> **Задание 1**
Повторите без изменений строки списка от строки, содержащей «slice-label: Imóveis — [241, 16, 358, 54]», до строки, содержащей «value-label: 62% — [823, 757, 891, 795]», включительно.

> **Исходный текст**

Целыми днями мы с Бубой метались но городу - нужен был березовый гриб, чага, мать пропускала кору через мясорубку, варила тот бесполезный чай. По ночам я переводил стихи к "Гойе" - искал для себя в работе спасение, - утром приносил отцу очередную главу. Он успел прочитать роман до середины...
Отца хоронили 31 мая 1955 года.
В газете "Вечерняя Москва", в которой было напечатано извещение о его смерти, сообщались новости: коммюнике о переговорах между правительственными делегациями Советского Союза и Югославии, информация о строительстве крупнейшего стадиона в еще не ведомых никому Лужниках, репортаж о последних приготовлениях к открытию Всесоюзной сельскохозяйственной выставки - впервые после войны...
Татарка-дворничиха, подметая наш узкий двор, сокрушалась:
- Ча-ловек как часы. Ходил-ходил, потом перестал - и бросили на помойка.
"Гойя продолжал жить... Он был еще не стар годами, но обременен знанием и видением. Он принудил призраков служить себе, но они каждый миг готовы были взбунтоваться..."
В рабочей блузе он спустился в столовую. Уселся перед голой стеной. Ему виделась фигура великана, гиганта-людоеда, пожирающего даже собственных детей. Но на этот раз он не испугался всепожирающего Сатурна, который под конец пожрет его самого... "Все живущее пожирает и пожирается..." Так уж положено, и он хочет иметь это перед глазами. Он должен пригвоздить колосса к стене!

> **Предоставленный список**
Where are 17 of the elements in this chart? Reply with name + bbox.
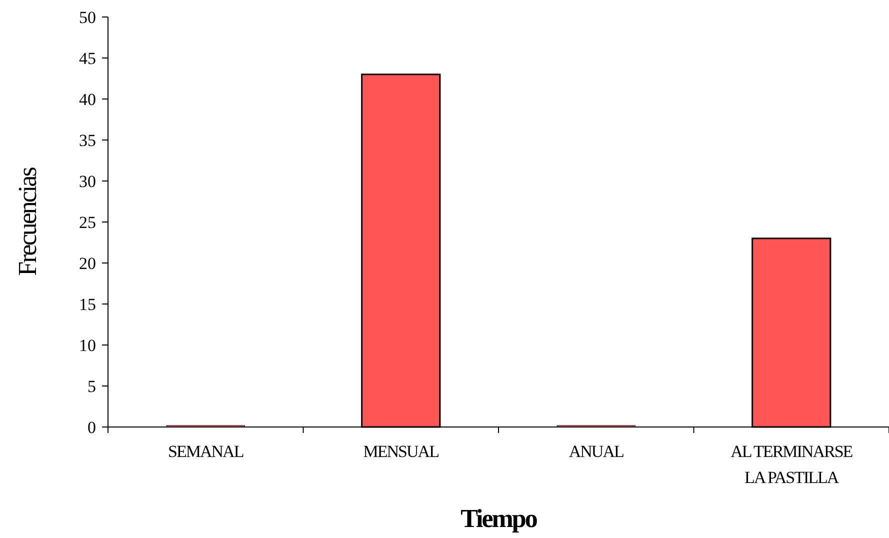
y-tick-label: 30	[79, 172, 96, 191]
y-tick-label: 35	[79, 130, 96, 150]
x-tick-label: AL TERMINARSE LA PASTILLA	[730, 442, 853, 487]
y-tick-label: 10	[79, 336, 96, 355]
x-tick-label: ANUAL	[568, 442, 624, 461]
y-tick-label: 0	[88, 418, 96, 437]
y-tick-label: 5	[88, 376, 96, 396]
y-axis-title: Frecuencias	[13, 166, 42, 276]
y-tick-label: 40	[79, 90, 96, 109]
y-tick-label: 50	[79, 8, 96, 27]
y-tick-label: 15	[79, 294, 96, 314]
x-tick-label: MENSUAL	[363, 442, 440, 461]
y-tick-label: 25	[79, 212, 96, 232]
x-axis-title: Tiempo	[460, 504, 538, 533]
x-tick-label: SEMANAL	[168, 442, 244, 461]
y-tick-label: 45	[79, 48, 96, 68]
y-tick-label: 20	[79, 254, 96, 273]
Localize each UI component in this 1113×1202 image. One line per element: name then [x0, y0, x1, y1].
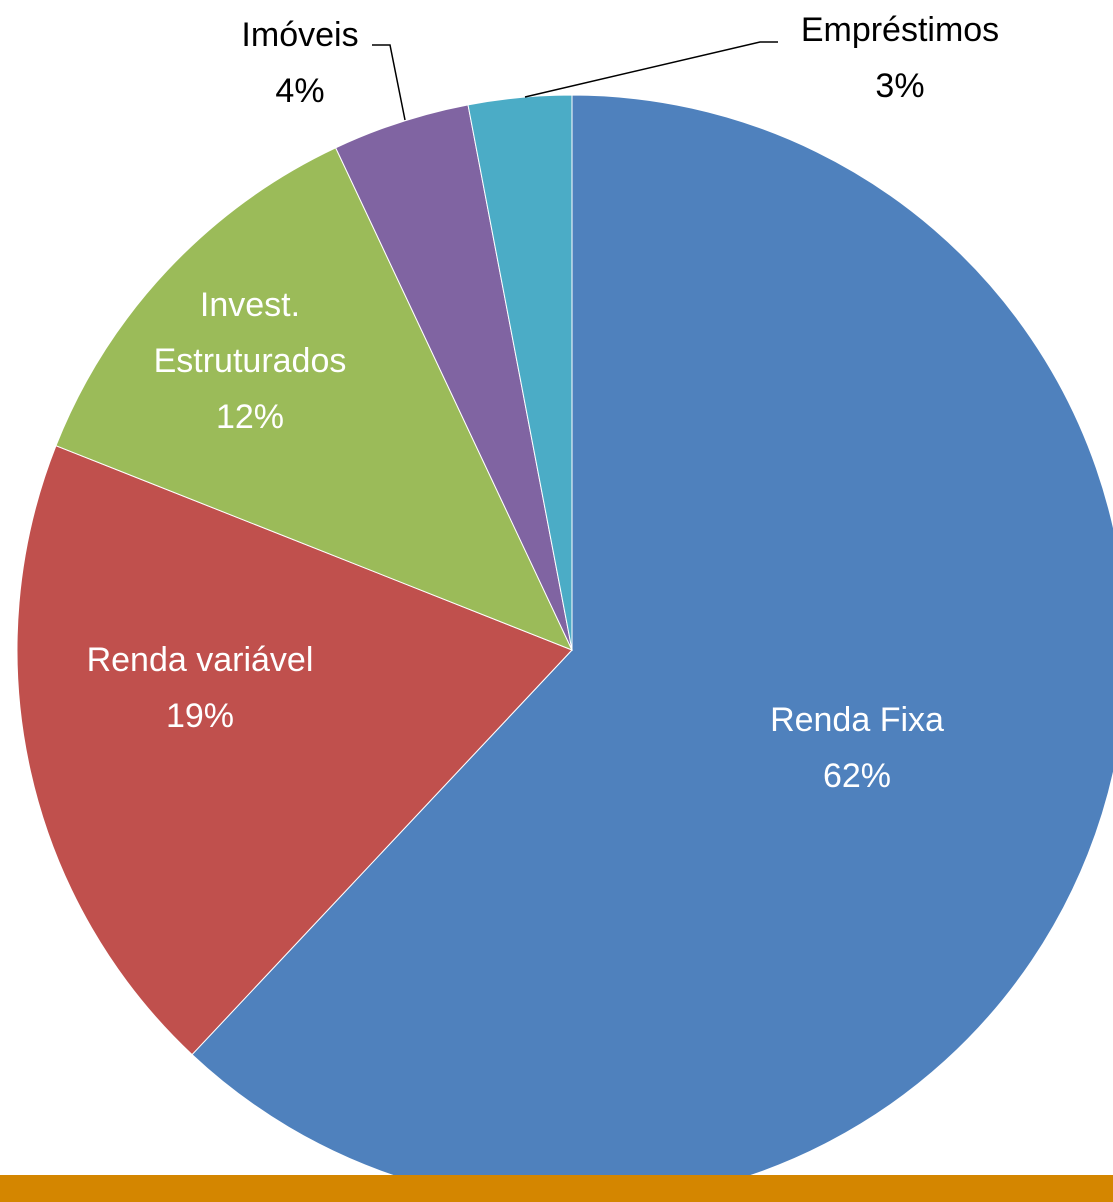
slice-label: Imóveis — [241, 16, 358, 54]
slice-label: Estruturados — [154, 342, 347, 380]
value-label: 19% — [166, 697, 234, 735]
footer-bar — [0, 1175, 1113, 1202]
value-label: 12% — [216, 398, 284, 436]
pie-slice — [16, 445, 573, 1056]
slice-label: Renda variável — [87, 641, 314, 679]
pie-slice — [55, 147, 573, 651]
slice-label: Renda Fixa — [770, 701, 944, 739]
slice-label: Invest. — [200, 286, 300, 324]
pie-slice — [467, 94, 573, 651]
leader-line — [524, 41, 778, 98]
value-label: 3% — [875, 67, 924, 105]
value-label: 62% — [823, 757, 891, 795]
value-label: 4% — [275, 72, 324, 110]
slice-label: Empréstimos — [801, 11, 999, 49]
pie — [16, 94, 1113, 1202]
leader-line — [372, 44, 406, 121]
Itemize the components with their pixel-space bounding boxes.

> **Задание 2**
Продублируйте дословно фрагмент исходного текста от слов «В рабочей блузе» до слов «колосса к стене!» включительно.

> **Правильный ответ 1**
slice-label: Imóveis — [241, 16, 358, 54]
slice-label: Estruturados — [154, 342, 347, 380]
value-label: 19% — [166, 697, 234, 735]
footer-bar — [0, 1175, 1113, 1202]
value-label: 12% — [216, 398, 284, 436]
pie-slice — [16, 445, 573, 1056]
slice-label: Renda variável — [87, 641, 314, 679]
pie-slice — [55, 147, 573, 651]
slice-label: Renda Fixa — [770, 701, 944, 739]
slice-label: Invest. — [200, 286, 300, 324]
pie-slice — [467, 94, 573, 651]
leader-line — [524, 41, 778, 98]
value-label: 3% — [875, 67, 924, 105]
value-label: 62% — [823, 757, 891, 795]

> **Правильный ответ 2**
В рабочей блузе он спустился в столовую. Уселся перед голой стеной. Ему виделась фигура великана, гиганта-людоеда, пожирающего даже собственных детей. Но на этот раз он не испугался всепожирающего Сатурна, который под конец пожрет его самого... "Все живущее пожирает и пожирается..." Так уж положено, и он хочет иметь это перед глазами. Он должен пригвоздить колосса к стене!